> Prompt:
Rewrite the items as a numbered list, running from the first line through the line containing "heatmap-cell [217, 328, 222, 332]", both included, and leave out any blank lines.

> Records to process:

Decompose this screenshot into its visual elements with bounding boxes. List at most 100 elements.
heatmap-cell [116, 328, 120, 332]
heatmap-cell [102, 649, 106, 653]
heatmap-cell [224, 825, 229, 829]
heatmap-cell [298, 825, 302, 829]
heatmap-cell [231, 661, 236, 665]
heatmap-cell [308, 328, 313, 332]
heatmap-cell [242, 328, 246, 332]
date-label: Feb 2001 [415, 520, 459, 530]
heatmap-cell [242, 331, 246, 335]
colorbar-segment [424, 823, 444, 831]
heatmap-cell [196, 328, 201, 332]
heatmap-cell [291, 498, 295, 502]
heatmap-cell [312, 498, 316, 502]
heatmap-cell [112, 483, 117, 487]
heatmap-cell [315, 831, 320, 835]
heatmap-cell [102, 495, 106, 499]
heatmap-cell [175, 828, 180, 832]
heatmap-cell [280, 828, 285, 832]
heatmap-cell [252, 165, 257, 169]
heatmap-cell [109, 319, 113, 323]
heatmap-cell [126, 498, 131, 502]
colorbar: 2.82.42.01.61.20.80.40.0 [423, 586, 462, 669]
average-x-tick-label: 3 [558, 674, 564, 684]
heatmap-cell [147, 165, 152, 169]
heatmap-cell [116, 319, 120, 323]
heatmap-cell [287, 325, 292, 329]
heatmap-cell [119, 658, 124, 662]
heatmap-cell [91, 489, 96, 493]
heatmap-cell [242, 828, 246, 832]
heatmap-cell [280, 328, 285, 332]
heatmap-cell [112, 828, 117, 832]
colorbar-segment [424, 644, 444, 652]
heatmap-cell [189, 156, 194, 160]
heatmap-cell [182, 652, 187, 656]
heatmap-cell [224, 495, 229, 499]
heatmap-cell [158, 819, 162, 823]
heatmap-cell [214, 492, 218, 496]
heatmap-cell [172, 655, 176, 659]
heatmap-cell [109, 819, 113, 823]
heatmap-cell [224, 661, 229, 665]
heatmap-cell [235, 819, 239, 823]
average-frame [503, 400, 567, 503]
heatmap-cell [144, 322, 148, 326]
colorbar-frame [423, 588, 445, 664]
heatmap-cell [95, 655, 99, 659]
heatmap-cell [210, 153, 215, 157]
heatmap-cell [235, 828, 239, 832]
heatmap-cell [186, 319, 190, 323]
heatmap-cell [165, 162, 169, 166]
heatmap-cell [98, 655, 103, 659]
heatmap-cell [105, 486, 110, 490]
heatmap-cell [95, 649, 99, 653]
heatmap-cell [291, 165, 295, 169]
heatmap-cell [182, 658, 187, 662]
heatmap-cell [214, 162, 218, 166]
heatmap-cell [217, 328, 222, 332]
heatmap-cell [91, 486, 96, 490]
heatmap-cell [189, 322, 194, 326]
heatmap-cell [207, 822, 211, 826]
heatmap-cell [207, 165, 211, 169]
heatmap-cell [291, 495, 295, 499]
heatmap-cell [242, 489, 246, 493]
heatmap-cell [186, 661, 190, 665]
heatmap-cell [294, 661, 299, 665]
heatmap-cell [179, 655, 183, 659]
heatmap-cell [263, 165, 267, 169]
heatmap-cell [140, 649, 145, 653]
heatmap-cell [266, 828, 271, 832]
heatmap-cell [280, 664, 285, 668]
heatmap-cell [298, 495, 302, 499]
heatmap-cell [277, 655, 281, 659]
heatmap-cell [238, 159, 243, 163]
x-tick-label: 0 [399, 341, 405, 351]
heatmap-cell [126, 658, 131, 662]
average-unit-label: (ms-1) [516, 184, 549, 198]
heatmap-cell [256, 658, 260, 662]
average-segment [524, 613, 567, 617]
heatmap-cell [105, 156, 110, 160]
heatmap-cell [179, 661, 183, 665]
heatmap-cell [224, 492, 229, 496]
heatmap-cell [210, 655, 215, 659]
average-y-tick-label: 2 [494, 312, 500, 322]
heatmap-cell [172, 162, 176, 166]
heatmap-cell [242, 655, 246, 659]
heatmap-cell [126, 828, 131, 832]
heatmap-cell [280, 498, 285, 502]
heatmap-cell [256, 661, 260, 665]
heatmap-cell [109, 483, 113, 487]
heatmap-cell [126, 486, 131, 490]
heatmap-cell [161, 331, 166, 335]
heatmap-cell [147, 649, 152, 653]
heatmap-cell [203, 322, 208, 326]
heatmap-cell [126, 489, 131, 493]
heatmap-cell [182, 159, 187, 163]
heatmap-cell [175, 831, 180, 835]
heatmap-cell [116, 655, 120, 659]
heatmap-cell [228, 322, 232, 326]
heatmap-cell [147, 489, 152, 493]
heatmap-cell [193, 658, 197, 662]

> Result for this exercise:
1. Decompose this screenshot into its visual elements with bounding boxes. List at most 100 elements.
2. heatmap-cell [116, 328, 120, 332]
3. heatmap-cell [102, 649, 106, 653]
4. heatmap-cell [224, 825, 229, 829]
5. heatmap-cell [298, 825, 302, 829]
6. heatmap-cell [231, 661, 236, 665]
7. heatmap-cell [308, 328, 313, 332]
8. heatmap-cell [242, 328, 246, 332]
9. date-label: Feb 2001 [415, 520, 459, 530]
10. heatmap-cell [242, 331, 246, 335]
11. colorbar-segment [424, 823, 444, 831]
12. heatmap-cell [196, 328, 201, 332]
13. heatmap-cell [291, 498, 295, 502]
14. heatmap-cell [312, 498, 316, 502]
15. heatmap-cell [112, 483, 117, 487]
16. heatmap-cell [315, 831, 320, 835]
17. heatmap-cell [102, 495, 106, 499]
18. heatmap-cell [175, 828, 180, 832]
19. heatmap-cell [280, 828, 285, 832]
20. heatmap-cell [252, 165, 257, 169]
21. heatmap-cell [109, 319, 113, 323]
22. heatmap-cell [126, 498, 131, 502]
23. colorbar: 2.82.42.01.61.20.80.40.0 [423, 586, 462, 669]
24. average-x-tick-label: 3 [558, 674, 564, 684]
25. heatmap-cell [147, 165, 152, 169]
26. heatmap-cell [116, 319, 120, 323]
27. heatmap-cell [287, 325, 292, 329]
28. heatmap-cell [119, 658, 124, 662]
29. heatmap-cell [91, 489, 96, 493]
30. heatmap-cell [242, 828, 246, 832]
31. heatmap-cell [280, 328, 285, 332]
32. heatmap-cell [112, 828, 117, 832]
33. colorbar-segment [424, 644, 444, 652]
34. heatmap-cell [189, 156, 194, 160]
35. heatmap-cell [182, 652, 187, 656]
36. heatmap-cell [224, 495, 229, 499]
37. heatmap-cell [158, 819, 162, 823]
38. heatmap-cell [214, 492, 218, 496]
39. heatmap-cell [172, 655, 176, 659]
40. heatmap-cell [109, 819, 113, 823]
41. heatmap-cell [224, 661, 229, 665]
42. heatmap-cell [235, 819, 239, 823]
43. average-frame [503, 400, 567, 503]
44. heatmap-cell [144, 322, 148, 326]
45. colorbar-frame [423, 588, 445, 664]
46. heatmap-cell [95, 655, 99, 659]
47. heatmap-cell [210, 153, 215, 157]
48. heatmap-cell [235, 828, 239, 832]
49. heatmap-cell [186, 319, 190, 323]
50. heatmap-cell [165, 162, 169, 166]
51. heatmap-cell [98, 655, 103, 659]
52. heatmap-cell [105, 486, 110, 490]
53. heatmap-cell [95, 649, 99, 653]
54. heatmap-cell [291, 165, 295, 169]
55. heatmap-cell [182, 658, 187, 662]
56. heatmap-cell [214, 162, 218, 166]
57. heatmap-cell [217, 328, 222, 332]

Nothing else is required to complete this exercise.